> [STATED PROBLEM]: Copy out all lines that hold "glyph".

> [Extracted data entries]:
## start

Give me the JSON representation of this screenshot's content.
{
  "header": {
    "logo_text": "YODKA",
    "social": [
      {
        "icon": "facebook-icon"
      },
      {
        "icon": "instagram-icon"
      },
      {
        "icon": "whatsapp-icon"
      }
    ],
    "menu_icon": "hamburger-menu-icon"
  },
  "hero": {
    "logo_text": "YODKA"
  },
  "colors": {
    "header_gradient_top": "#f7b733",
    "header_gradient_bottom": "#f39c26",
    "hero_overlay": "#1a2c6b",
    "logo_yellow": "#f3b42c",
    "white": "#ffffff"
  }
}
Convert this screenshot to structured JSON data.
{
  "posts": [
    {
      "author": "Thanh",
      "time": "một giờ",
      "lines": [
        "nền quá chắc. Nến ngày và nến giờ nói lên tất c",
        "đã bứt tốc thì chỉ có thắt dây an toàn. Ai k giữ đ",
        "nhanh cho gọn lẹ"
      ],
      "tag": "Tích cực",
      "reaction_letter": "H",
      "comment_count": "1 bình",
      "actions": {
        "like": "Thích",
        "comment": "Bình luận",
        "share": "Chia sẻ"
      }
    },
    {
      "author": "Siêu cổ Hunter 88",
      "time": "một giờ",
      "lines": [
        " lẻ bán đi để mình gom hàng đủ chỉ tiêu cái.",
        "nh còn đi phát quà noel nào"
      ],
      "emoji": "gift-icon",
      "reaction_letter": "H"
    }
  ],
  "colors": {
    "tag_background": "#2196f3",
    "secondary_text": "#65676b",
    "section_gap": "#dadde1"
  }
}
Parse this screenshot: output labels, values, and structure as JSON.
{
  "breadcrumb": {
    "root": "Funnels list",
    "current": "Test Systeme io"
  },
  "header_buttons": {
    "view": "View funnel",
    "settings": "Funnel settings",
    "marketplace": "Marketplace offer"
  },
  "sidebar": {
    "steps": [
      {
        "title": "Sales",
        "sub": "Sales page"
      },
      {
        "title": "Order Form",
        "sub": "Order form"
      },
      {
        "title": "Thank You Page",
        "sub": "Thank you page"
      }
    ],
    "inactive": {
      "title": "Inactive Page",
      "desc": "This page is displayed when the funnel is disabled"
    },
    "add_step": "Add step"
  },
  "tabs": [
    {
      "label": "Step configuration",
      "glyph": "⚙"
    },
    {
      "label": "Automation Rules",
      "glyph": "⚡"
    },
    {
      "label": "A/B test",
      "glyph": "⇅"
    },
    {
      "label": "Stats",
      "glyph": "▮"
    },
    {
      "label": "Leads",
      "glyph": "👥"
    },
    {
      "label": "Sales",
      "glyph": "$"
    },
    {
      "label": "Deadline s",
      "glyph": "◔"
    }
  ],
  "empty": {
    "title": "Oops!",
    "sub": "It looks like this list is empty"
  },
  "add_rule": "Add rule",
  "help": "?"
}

## end

> [RESULT BELOW]:
      "glyph": "⚙"
      "glyph": "⚡"
      "glyph": "⇅"
      "glyph": "▮"
      "glyph": "👥"
      "glyph": "$"
      "glyph": "◔"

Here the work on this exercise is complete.